Given instruction >> Translate this sentence from the book description into Spanish: "It all feels like one challenge too many, until Ellie starts to make her first-ever friends."

“A big-hearted story that’s as sweet as it is awesome.” —R.J. Palacio, author of Wonder “An honest, emotionally rich take on disability, family, and growing up.” —Kirkus Reviews (starred review)
In the tradition of Wonder and Out of My Mind, this big-hearted middle grade debut tells the story of an irrepressible girl with cerebral palsy whose life takes an unexpected turn when she moves to a new town.
Ellie’s a girl who tells it like it is. That surprises some people, who see a kid in a wheelchair and think she’s going to be all sunshine and cuddles. The thing is, Ellie has big dreams: She might be eating Stouffer’s for dinner, but one day she’s going to be a professional baker. If she’s not writing fan letters to her favorite celebrity chefs, she’s practicing recipes on her well-meaning, if overworked, mother.
But when Ellie and her mom move so they can help take care of her ailing grandpa, Ellie has to start all over again in a new town at a new school. Except she’s not just the new kid—she’s the new kid in the wheelchair who lives in the trailer park on the wrong side of town. It all feels like one challenge too many, until Ellie starts to make her first-ever friends. Now she just has to convince her mom that this town might just be the best thing that ever happened to them!

Dataset extract >>
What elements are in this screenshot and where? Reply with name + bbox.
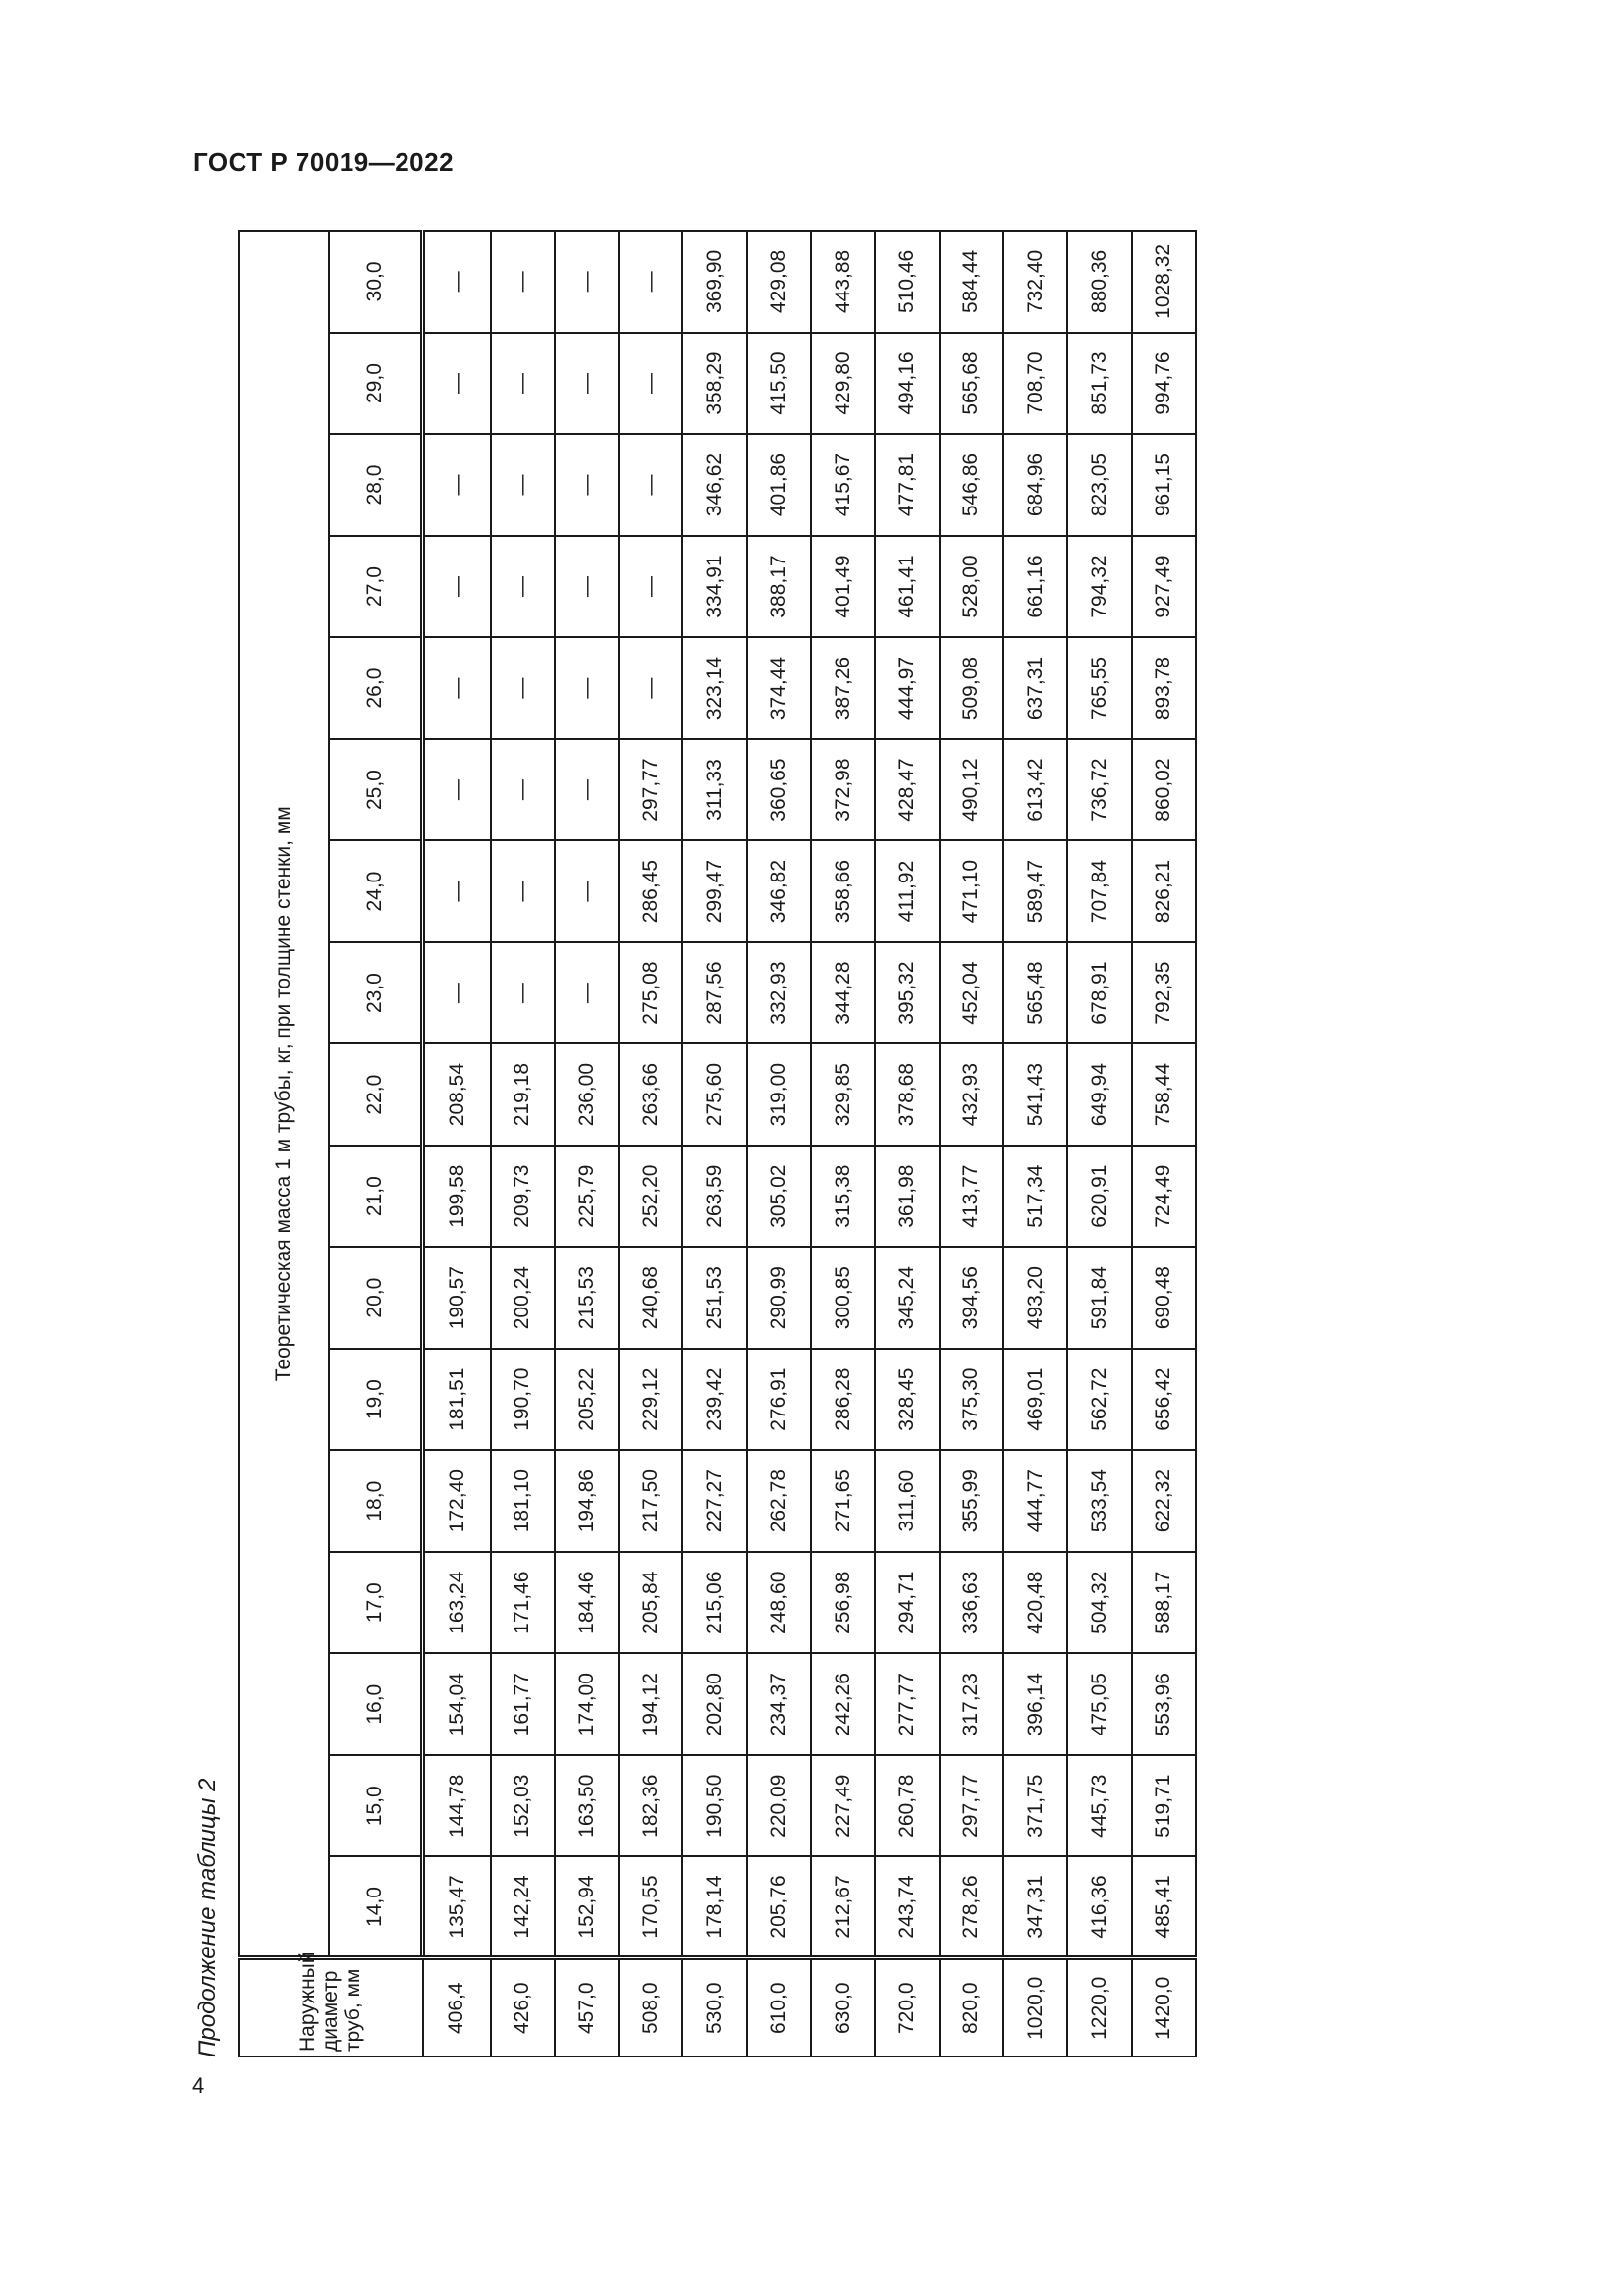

Solution to this problem >> Todo parece un desafío de más, hasta que Ellie empieza a hacer sus primeros amigos.